- What to produce
Output every entry exactly as written, skipping any pictures.

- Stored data
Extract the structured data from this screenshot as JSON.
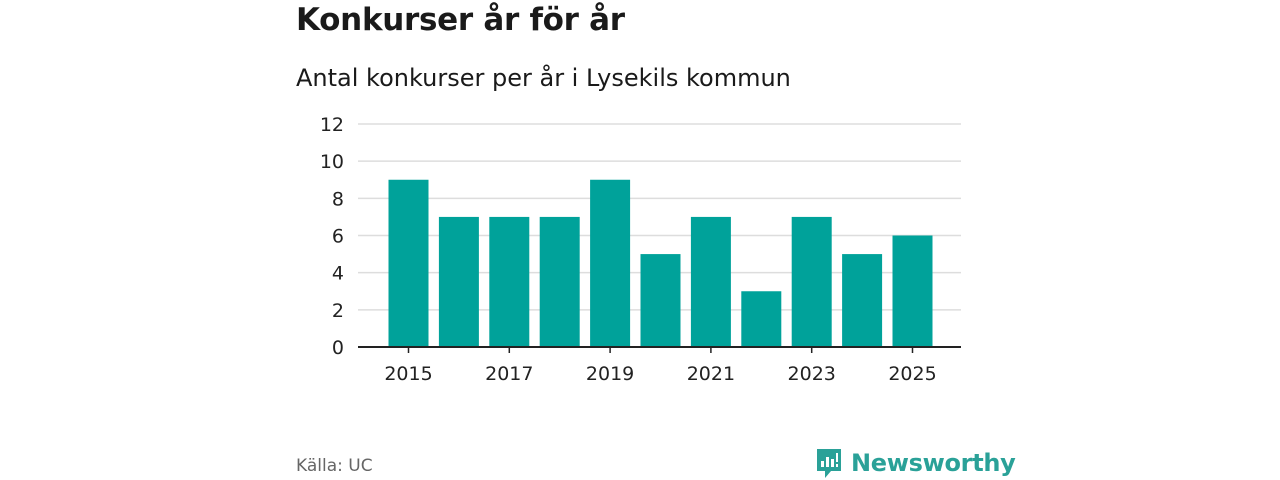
{
  "title": "Konkurser år för år",
  "subtitle": "Antal konkurser per år i Lysekils kommun",
  "source": "Källa: UC",
  "brand": {
    "name": "Newsworthy",
    "icon": "newsworthy-logo-icon"
  },
  "colors": {
    "bar": "#00a29a",
    "grid": "#dddddd",
    "axis": "#222222",
    "brand": "#2aa198"
  },
  "chart_data": {
    "type": "bar",
    "categories": [
      "2015",
      "2016",
      "2017",
      "2018",
      "2019",
      "2020",
      "2021",
      "2022",
      "2023",
      "2024",
      "2025"
    ],
    "values": [
      9,
      7,
      7,
      7,
      9,
      5,
      7,
      3,
      7,
      5,
      6
    ],
    "x_tick_labels": [
      "2015",
      "2017",
      "2019",
      "2021",
      "2023",
      "2025"
    ],
    "y_ticks": [
      0,
      2,
      4,
      6,
      8,
      10,
      12
    ],
    "ylim": [
      0,
      12
    ],
    "xlabel": "",
    "ylabel": "",
    "grid": true,
    "legend": "none"
  }
}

- Result
Extract the structured data from this screenshot as JSON.
{
  "title": "Konkurser år för år",
  "subtitle": "Antal konkurser per år i Lysekils kommun",
  "source": "Källa: UC",
  "brand": {
    "name": "Newsworthy",
    "icon": "newsworthy-logo-icon"
  },
  "colors": {
    "bar": "#00a29a",
    "grid": "#dddddd",
    "axis": "#222222",
    "brand": "#2aa198"
  },
  "chart_data": {
    "type": "bar",
    "categories": [
      "2015",
      "2016",
      "2017",
      "2018",
      "2019",
      "2020",
      "2021",
      "2022",
      "2023",
      "2024",
      "2025"
    ],
    "values": [
      9,
      7,
      7,
      7,
      9,
      5,
      7,
      3,
      7,
      5,
      6
    ],
    "x_tick_labels": [
      "2015",
      "2017",
      "2019",
      "2021",
      "2023",
      "2025"
    ],
    "y_ticks": [
      0,
      2,
      4,
      6,
      8,
      10,
      12
    ],
    "ylim": [
      0,
      12
    ],
    "xlabel": "",
    "ylabel": "",
    "grid": true,
    "legend": "none"
  }
}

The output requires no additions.